-- START Data supplied --

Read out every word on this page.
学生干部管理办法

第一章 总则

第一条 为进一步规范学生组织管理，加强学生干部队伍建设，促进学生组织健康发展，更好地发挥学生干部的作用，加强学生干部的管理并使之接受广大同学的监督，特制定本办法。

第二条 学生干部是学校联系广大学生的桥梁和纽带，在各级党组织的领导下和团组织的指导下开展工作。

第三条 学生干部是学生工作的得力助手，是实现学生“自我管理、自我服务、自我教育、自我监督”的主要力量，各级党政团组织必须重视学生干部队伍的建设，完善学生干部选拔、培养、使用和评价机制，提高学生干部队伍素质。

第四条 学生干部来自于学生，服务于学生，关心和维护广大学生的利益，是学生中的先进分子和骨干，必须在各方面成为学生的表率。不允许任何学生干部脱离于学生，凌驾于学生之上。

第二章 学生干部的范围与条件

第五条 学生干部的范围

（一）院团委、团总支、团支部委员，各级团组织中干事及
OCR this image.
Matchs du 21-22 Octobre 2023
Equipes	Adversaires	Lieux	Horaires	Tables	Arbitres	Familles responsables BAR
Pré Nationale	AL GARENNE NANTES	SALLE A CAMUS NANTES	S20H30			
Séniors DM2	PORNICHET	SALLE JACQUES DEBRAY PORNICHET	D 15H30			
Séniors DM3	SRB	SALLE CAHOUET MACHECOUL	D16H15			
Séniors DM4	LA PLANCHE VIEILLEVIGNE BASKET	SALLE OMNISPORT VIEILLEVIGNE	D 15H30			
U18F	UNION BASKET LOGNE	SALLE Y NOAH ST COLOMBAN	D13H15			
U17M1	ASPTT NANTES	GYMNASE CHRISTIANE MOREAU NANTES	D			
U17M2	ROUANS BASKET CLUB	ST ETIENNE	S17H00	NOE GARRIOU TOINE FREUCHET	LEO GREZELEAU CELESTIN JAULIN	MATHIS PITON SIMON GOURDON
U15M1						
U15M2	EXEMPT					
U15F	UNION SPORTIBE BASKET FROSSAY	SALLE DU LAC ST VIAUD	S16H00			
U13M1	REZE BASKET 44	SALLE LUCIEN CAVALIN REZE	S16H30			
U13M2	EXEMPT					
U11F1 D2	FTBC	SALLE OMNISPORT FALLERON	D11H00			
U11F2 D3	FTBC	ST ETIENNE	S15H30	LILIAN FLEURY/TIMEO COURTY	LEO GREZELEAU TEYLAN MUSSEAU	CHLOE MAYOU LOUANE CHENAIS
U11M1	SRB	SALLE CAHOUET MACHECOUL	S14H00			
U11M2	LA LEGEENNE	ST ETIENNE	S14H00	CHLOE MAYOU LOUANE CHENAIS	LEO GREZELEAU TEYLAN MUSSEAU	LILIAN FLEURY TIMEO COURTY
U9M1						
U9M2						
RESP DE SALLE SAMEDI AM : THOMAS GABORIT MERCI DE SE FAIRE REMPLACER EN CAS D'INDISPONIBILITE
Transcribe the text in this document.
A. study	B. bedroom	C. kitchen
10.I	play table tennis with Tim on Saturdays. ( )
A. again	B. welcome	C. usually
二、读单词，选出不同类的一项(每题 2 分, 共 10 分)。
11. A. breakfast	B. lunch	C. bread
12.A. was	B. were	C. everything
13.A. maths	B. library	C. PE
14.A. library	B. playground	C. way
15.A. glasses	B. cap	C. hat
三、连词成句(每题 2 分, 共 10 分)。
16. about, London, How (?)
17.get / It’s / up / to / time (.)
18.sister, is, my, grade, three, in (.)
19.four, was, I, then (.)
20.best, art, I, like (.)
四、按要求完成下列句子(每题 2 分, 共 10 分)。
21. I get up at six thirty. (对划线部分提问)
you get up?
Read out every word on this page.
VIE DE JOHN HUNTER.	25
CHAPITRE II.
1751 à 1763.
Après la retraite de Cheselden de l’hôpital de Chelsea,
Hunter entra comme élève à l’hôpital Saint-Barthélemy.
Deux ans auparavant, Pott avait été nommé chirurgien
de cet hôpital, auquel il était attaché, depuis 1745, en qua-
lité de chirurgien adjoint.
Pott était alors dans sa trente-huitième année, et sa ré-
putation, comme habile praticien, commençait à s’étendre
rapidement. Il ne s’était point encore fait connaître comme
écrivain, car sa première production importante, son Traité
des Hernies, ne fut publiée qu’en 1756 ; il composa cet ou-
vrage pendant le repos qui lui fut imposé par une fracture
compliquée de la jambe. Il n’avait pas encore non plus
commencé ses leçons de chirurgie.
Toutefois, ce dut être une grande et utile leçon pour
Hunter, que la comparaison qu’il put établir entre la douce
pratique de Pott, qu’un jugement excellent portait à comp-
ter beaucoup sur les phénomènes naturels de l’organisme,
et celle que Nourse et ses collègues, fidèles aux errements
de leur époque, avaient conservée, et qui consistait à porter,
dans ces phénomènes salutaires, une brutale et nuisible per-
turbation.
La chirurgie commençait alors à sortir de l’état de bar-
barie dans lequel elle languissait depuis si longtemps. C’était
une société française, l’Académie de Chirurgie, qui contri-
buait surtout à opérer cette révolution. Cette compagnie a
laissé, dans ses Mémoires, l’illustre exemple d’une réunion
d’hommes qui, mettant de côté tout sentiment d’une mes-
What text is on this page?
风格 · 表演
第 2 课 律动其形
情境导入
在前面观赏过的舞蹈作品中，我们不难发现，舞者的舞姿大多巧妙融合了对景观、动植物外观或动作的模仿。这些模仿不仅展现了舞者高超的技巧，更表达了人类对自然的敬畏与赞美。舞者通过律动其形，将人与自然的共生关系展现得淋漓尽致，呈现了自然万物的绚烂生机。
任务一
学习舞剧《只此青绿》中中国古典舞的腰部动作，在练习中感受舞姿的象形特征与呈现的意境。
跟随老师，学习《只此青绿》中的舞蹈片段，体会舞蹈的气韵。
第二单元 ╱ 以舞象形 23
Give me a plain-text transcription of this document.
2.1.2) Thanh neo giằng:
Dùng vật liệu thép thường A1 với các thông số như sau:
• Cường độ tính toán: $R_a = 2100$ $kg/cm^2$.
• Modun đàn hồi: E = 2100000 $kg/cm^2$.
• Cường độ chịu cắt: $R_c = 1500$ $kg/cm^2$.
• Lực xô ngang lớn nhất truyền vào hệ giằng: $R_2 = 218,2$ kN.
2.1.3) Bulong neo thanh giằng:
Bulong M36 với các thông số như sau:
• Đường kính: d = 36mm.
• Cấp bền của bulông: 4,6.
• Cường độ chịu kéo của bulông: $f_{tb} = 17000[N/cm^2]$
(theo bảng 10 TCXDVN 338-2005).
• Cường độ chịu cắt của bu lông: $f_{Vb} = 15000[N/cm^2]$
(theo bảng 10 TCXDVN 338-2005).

-- END Data supplied --

_Do this_
Extract every line above exactly as it stands.

_Full answer_
Read out every word on this page.
学生干部管理办法

第一章 总则

第一条 为进一步规范学生组织管理，加强学生干部队伍建设，促进学生组织健康发展，更好地发挥学生干部的作用，加强学生干部的管理并使之接受广大同学的监督，特制定本办法。

第二条 学生干部是学校联系广大学生的桥梁和纽带，在各级党组织的领导下和团组织的指导下开展工作。

第三条 学生干部是学生工作的得力助手，是实现学生“自我管理、自我服务、自我教育、自我监督”的主要力量，各级党政团组织必须重视学生干部队伍的建设，完善学生干部选拔、培养、使用和评价机制，提高学生干部队伍素质。

第四条 学生干部来自于学生，服务于学生，关心和维护广大学生的利益，是学生中的先进分子和骨干，必须在各方面成为学生的表率。不允许任何学生干部脱离于学生，凌驾于学生之上。

第二章 学生干部的范围与条件

第五条 学生干部的范围

（一）院团委、团总支、团支部委员，各级团组织中干事及
OCR this image.
Matchs du 21-22 Octobre 2023
Equipes	Adversaires	Lieux	Horaires	Tables	Arbitres	Familles responsables BAR
Pré Nationale	AL GARENNE NANTES	SALLE A CAMUS NANTES	S20H30			
Séniors DM2	PORNICHET	SALLE JACQUES DEBRAY PORNICHET	D 15H30			
Séniors DM3	SRB	SALLE CAHOUET MACHECOUL	D16H15			
Séniors DM4	LA PLANCHE VIEILLEVIGNE BASKET	SALLE OMNISPORT VIEILLEVIGNE	D 15H30			
U18F	UNION BASKET LOGNE	SALLE Y NOAH ST COLOMBAN	D13H15			
U17M1	ASPTT NANTES	GYMNASE CHRISTIANE MOREAU NANTES	D			
U17M2	ROUANS BASKET CLUB	ST ETIENNE	S17H00	NOE GARRIOU TOINE FREUCHET	LEO GREZELEAU CELESTIN JAULIN	MATHIS PITON SIMON GOURDON
U15M1						
U15M2	EXEMPT					
U15F	UNION SPORTIBE BASKET FROSSAY	SALLE DU LAC ST VIAUD	S16H00			
U13M1	REZE BASKET 44	SALLE LUCIEN CAVALIN REZE	S16H30			
U13M2	EXEMPT					
U11F1 D2	FTBC	SALLE OMNISPORT FALLERON	D11H00			
U11F2 D3	FTBC	ST ETIENNE	S15H30	LILIAN FLEURY/TIMEO COURTY	LEO GREZELEAU TEYLAN MUSSEAU	CHLOE MAYOU LOUANE CHENAIS
U11M1	SRB	SALLE CAHOUET MACHECOUL	S14H00			
U11M2	LA LEGEENNE	ST ETIENNE	S14H00	CHLOE MAYOU LOUANE CHENAIS	LEO GREZELEAU TEYLAN MUSSEAU	LILIAN FLEURY TIMEO COURTY
U9M1						
U9M2						
RESP DE SALLE SAMEDI AM : THOMAS GABORIT MERCI DE SE FAIRE REMPLACER EN CAS D'INDISPONIBILITE
Transcribe the text in this document.
A. study	B. bedroom	C. kitchen
10.I	play table tennis with Tim on Saturdays. ( )
A. again	B. welcome	C. usually
二、读单词，选出不同类的一项(每题 2 分, 共 10 分)。
11. A. breakfast	B. lunch	C. bread
12.A. was	B. were	C. everything
13.A. maths	B. library	C. PE
14.A. library	B. playground	C. way
15.A. glasses	B. cap	C. hat
三、连词成句(每题 2 分, 共 10 分)。
16. about, London, How (?)
17.get / It’s / up / to / time (.)
18.sister, is, my, grade, three, in (.)
19.four, was, I, then (.)
20.best, art, I, like (.)
四、按要求完成下列句子(每题 2 分, 共 10 分)。
21. I get up at six thirty. (对划线部分提问)
you get up?
Read out every word on this page.
VIE DE JOHN HUNTER.	25
CHAPITRE II.
1751 à 1763.
Après la retraite de Cheselden de l’hôpital de Chelsea,
Hunter entra comme élève à l’hôpital Saint-Barthélemy.
Deux ans auparavant, Pott avait été nommé chirurgien
de cet hôpital, auquel il était attaché, depuis 1745, en qua-
lité de chirurgien adjoint.
Pott était alors dans sa trente-huitième année, et sa ré-
putation, comme habile praticien, commençait à s’étendre
rapidement. Il ne s’était point encore fait connaître comme
écrivain, car sa première production importante, son Traité
des Hernies, ne fut publiée qu’en 1756 ; il composa cet ou-
vrage pendant le repos qui lui fut imposé par une fracture
compliquée de la jambe. Il n’avait pas encore non plus
commencé ses leçons de chirurgie.
Toutefois, ce dut être une grande et utile leçon pour
Hunter, que la comparaison qu’il put établir entre la douce
pratique de Pott, qu’un jugement excellent portait à comp-
ter beaucoup sur les phénomènes naturels de l’organisme,
et celle que Nourse et ses collègues, fidèles aux errements
de leur époque, avaient conservée, et qui consistait à porter,
dans ces phénomènes salutaires, une brutale et nuisible per-
turbation.
La chirurgie commençait alors à sortir de l’état de bar-
barie dans lequel elle languissait depuis si longtemps. C’était
une société française, l’Académie de Chirurgie, qui contri-
buait surtout à opérer cette révolution. Cette compagnie a
laissé, dans ses Mémoires, l’illustre exemple d’une réunion
d’hommes qui, mettant de côté tout sentiment d’une mes-
What text is on this page?
风格 · 表演
第 2 课 律动其形
情境导入
在前面观赏过的舞蹈作品中，我们不难发现，舞者的舞姿大多巧妙融合了对景观、动植物外观或动作的模仿。这些模仿不仅展现了舞者高超的技巧，更表达了人类对自然的敬畏与赞美。舞者通过律动其形，将人与自然的共生关系展现得淋漓尽致，呈现了自然万物的绚烂生机。
任务一
学习舞剧《只此青绿》中中国古典舞的腰部动作，在练习中感受舞姿的象形特征与呈现的意境。
跟随老师，学习《只此青绿》中的舞蹈片段，体会舞蹈的气韵。
第二单元 ╱ 以舞象形 23
Give me a plain-text transcription of this document.
2.1.2) Thanh neo giằng:
Dùng vật liệu thép thường A1 với các thông số như sau:
• Cường độ tính toán: $R_a = 2100$ $kg/cm^2$.
• Modun đàn hồi: E = 2100000 $kg/cm^2$.
• Cường độ chịu cắt: $R_c = 1500$ $kg/cm^2$.
• Lực xô ngang lớn nhất truyền vào hệ giằng: $R_2 = 218,2$ kN.
2.1.3) Bulong neo thanh giằng:
Bulong M36 với các thông số như sau:
• Đường kính: d = 36mm.
• Cấp bền của bulông: 4,6.
• Cường độ chịu kéo của bulông: $f_{tb} = 17000[N/cm^2]$
(theo bảng 10 TCXDVN 338-2005).
• Cường độ chịu cắt của bu lông: $f_{Vb} = 15000[N/cm^2]$
(theo bảng 10 TCXDVN 338-2005).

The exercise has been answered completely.